→ **THE EXERCISE**
Search the listing for "dpts" and copy every line where it appears.

(Figure content listings)
┌──

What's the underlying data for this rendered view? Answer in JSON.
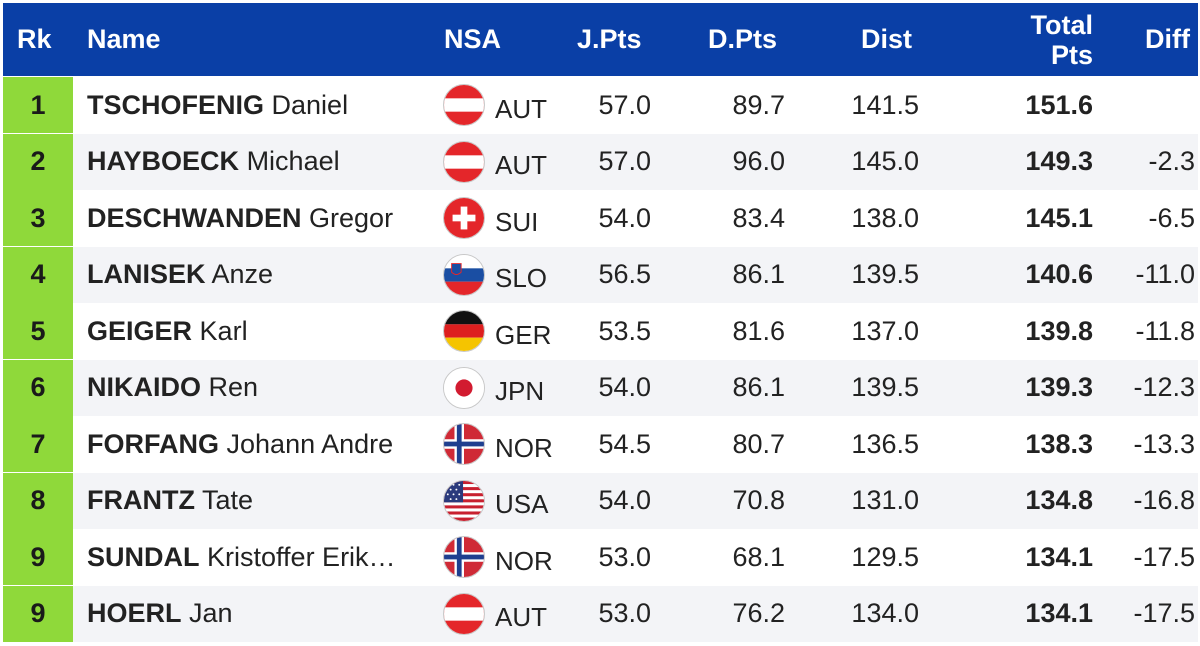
{
  "header": {
    "rk": "Rk",
    "name": "Name",
    "nsa": "NSA",
    "jpts": "J.Pts",
    "dpts": "D.Pts",
    "dist": "Dist",
    "total_line1": "Total",
    "total_line2": "Pts",
    "diff": "Diff"
  },
  "colors": {
    "header_bg": "#0a3fa6",
    "rank_bg": "#8fd93a",
    "row_alt": "#f3f4f7"
  },
  "rows": [
    {
      "rk": "1",
      "last": "TSCHOFENIG",
      "first": "Daniel",
      "nsa": "AUT",
      "flag_icon": "flag-austria-icon",
      "jpts": "57.0",
      "dpts": "89.7",
      "dist": "141.5",
      "total": "151.6",
      "diff": ""
    },
    {
      "rk": "2",
      "last": "HAYBOECK",
      "first": "Michael",
      "nsa": "AUT",
      "flag_icon": "flag-austria-icon",
      "jpts": "57.0",
      "dpts": "96.0",
      "dist": "145.0",
      "total": "149.3",
      "diff": "-2.3"
    },
    {
      "rk": "3",
      "last": "DESCHWANDEN",
      "first": "Gregor",
      "nsa": "SUI",
      "flag_icon": "flag-switzerland-icon",
      "jpts": "54.0",
      "dpts": "83.4",
      "dist": "138.0",
      "total": "145.1",
      "diff": "-6.5"
    },
    {
      "rk": "4",
      "last": "LANISEK",
      "first": "Anze",
      "nsa": "SLO",
      "flag_icon": "flag-slovenia-icon",
      "jpts": "56.5",
      "dpts": "86.1",
      "dist": "139.5",
      "total": "140.6",
      "diff": "-11.0"
    },
    {
      "rk": "5",
      "last": "GEIGER",
      "first": "Karl",
      "nsa": "GER",
      "flag_icon": "flag-germany-icon",
      "jpts": "53.5",
      "dpts": "81.6",
      "dist": "137.0",
      "total": "139.8",
      "diff": "-11.8"
    },
    {
      "rk": "6",
      "last": "NIKAIDO",
      "first": "Ren",
      "nsa": "JPN",
      "flag_icon": "flag-japan-icon",
      "jpts": "54.0",
      "dpts": "86.1",
      "dist": "139.5",
      "total": "139.3",
      "diff": "-12.3"
    },
    {
      "rk": "7",
      "last": "FORFANG",
      "first": "Johann Andre",
      "nsa": "NOR",
      "flag_icon": "flag-norway-icon",
      "jpts": "54.5",
      "dpts": "80.7",
      "dist": "136.5",
      "total": "138.3",
      "diff": "-13.3"
    },
    {
      "rk": "8",
      "last": "FRANTZ",
      "first": "Tate",
      "nsa": "USA",
      "flag_icon": "flag-usa-icon",
      "jpts": "54.0",
      "dpts": "70.8",
      "dist": "131.0",
      "total": "134.8",
      "diff": "-16.8"
    },
    {
      "rk": "9",
      "last": "SUNDAL",
      "first": "Kristoffer Erik…",
      "nsa": "NOR",
      "flag_icon": "flag-norway-icon",
      "jpts": "53.0",
      "dpts": "68.1",
      "dist": "129.5",
      "total": "134.1",
      "diff": "-17.5"
    },
    {
      "rk": "9",
      "last": "HOERL",
      "first": "Jan",
      "nsa": "AUT",
      "flag_icon": "flag-austria-icon",
      "jpts": "53.0",
      "dpts": "76.2",
      "dist": "134.0",
      "total": "134.1",
      "diff": "-17.5"
    }
  ]
}
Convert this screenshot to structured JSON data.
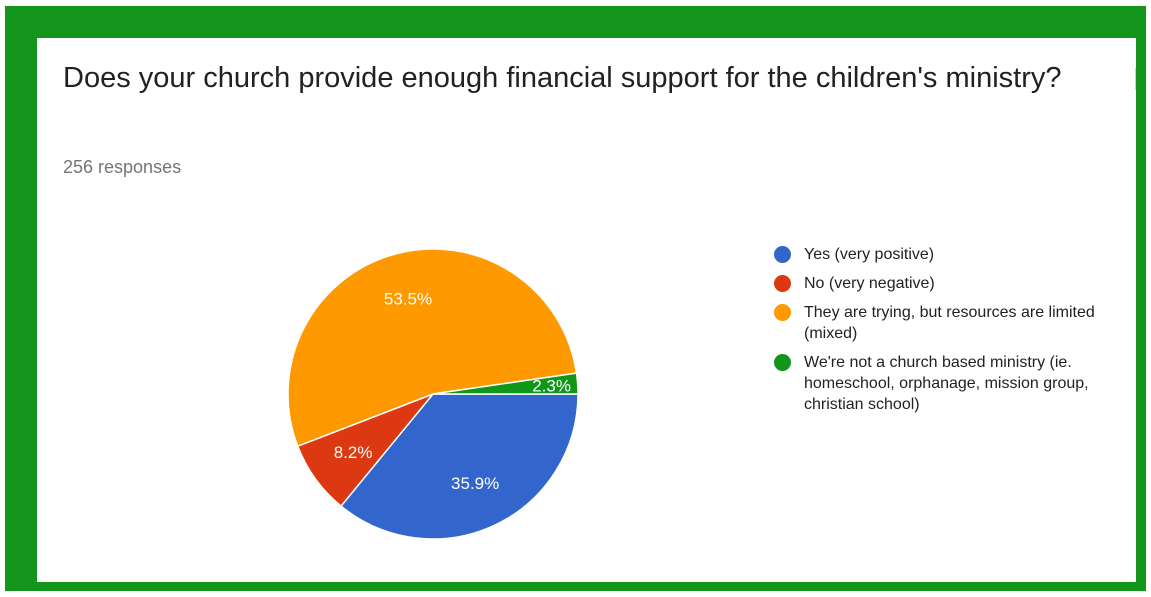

└──

→ **ANSWER**
    "dpts": "D.Pts",
      "dpts": "89.7",
      "dpts": "96.0",
      "dpts": "83.4",
      "dpts": "86.1",
      "dpts": "81.6",
      "dpts": "86.1",
      "dpts": "80.7",
      "dpts": "70.8",
      "dpts": "68.1",
      "dpts": "76.2",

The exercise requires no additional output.